Task objective: Copy each line that holds "title".

— Begin Data rows —

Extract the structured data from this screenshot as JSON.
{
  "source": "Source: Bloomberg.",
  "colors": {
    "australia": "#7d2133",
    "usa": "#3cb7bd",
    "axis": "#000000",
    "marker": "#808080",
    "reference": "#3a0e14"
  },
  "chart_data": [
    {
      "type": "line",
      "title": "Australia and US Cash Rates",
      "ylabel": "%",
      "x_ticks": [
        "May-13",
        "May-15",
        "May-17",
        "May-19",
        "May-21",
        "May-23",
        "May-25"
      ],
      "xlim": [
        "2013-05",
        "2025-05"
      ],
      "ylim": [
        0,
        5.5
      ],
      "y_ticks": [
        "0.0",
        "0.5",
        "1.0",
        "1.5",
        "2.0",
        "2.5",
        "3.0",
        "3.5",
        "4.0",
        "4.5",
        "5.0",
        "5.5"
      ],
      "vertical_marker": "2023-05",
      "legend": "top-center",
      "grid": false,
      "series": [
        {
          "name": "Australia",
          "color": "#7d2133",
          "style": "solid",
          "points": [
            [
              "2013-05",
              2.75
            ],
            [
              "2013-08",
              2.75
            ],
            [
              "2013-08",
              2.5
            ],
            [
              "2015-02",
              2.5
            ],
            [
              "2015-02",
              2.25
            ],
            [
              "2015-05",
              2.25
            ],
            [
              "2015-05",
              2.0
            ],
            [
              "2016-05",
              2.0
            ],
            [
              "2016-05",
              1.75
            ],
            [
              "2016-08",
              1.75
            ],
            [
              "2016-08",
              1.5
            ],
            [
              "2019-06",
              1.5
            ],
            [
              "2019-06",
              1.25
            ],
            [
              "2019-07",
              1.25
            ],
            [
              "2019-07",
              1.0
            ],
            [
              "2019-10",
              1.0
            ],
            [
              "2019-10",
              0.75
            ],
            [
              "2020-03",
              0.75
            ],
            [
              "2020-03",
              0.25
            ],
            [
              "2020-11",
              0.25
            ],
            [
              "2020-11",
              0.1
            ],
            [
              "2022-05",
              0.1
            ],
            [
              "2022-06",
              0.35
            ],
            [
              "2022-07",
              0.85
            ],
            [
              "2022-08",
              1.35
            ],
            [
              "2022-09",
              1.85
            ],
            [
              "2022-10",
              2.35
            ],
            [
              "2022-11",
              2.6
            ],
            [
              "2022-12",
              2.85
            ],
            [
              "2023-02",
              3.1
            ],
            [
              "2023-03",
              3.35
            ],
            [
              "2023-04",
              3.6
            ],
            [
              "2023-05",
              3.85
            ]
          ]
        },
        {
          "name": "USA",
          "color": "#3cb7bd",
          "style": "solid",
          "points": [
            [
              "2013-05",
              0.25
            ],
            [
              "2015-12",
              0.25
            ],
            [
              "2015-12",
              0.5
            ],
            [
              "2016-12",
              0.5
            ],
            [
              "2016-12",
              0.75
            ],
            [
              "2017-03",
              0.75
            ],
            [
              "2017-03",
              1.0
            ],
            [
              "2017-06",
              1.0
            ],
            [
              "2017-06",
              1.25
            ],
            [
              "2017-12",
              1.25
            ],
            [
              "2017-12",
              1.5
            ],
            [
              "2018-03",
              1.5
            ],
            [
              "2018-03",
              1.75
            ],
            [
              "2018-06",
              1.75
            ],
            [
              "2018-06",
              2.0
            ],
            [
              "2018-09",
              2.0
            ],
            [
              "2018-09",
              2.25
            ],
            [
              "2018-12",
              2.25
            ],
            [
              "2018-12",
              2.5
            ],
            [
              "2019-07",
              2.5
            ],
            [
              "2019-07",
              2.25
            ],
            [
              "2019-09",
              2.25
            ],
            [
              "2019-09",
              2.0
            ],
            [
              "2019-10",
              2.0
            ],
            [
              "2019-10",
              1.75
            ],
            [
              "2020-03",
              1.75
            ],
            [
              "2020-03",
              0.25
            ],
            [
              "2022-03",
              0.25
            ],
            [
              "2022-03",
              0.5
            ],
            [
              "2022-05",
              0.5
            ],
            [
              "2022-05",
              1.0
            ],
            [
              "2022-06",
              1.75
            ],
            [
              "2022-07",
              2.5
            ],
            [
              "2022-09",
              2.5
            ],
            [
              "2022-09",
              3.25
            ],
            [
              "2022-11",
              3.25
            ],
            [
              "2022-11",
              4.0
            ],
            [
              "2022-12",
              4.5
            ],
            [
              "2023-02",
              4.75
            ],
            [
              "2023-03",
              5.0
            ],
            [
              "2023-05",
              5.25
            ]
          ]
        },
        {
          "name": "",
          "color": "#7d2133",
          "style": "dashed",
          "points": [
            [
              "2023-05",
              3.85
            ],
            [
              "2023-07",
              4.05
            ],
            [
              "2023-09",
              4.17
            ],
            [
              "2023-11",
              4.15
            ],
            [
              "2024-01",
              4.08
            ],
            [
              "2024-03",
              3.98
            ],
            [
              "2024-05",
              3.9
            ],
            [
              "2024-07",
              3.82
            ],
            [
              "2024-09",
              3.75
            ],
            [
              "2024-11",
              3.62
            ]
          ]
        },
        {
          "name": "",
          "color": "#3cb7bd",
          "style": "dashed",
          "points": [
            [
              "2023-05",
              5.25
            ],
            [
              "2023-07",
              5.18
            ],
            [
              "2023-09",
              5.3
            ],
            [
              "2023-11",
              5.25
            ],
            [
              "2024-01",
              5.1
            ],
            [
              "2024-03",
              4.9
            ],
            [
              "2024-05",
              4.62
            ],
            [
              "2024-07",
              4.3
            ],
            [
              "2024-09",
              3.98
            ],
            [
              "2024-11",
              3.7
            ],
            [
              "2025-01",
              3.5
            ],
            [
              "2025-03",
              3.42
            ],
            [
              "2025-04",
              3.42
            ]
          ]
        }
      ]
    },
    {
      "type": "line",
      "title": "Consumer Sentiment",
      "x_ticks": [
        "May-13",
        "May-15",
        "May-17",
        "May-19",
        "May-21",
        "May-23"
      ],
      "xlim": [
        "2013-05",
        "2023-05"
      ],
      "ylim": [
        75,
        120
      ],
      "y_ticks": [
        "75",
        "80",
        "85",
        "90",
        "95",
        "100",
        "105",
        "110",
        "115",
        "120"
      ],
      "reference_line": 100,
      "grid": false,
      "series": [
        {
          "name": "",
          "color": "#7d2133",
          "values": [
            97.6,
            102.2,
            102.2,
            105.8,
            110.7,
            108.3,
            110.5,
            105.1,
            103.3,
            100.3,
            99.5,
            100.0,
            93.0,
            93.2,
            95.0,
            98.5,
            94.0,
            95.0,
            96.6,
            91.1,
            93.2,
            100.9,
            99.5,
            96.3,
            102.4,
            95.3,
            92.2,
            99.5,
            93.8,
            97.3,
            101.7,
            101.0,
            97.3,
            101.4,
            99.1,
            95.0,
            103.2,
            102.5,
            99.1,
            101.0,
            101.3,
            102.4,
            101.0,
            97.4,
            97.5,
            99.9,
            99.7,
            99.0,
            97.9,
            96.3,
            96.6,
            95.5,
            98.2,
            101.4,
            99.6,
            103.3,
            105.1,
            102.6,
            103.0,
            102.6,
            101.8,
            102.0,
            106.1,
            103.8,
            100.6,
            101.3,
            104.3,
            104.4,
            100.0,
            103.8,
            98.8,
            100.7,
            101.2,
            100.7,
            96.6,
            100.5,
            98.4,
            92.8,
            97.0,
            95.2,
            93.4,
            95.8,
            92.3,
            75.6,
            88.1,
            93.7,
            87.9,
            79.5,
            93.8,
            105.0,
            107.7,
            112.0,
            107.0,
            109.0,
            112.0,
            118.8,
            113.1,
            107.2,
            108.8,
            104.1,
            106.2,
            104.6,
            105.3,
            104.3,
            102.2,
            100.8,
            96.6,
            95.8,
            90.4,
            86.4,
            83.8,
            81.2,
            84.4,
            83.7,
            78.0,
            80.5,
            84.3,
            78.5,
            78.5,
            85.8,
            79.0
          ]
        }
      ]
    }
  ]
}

— End Data rows —

Result of this exercise:
      "title": "Australia and US Cash Rates",
      "title": "Consumer Sentiment",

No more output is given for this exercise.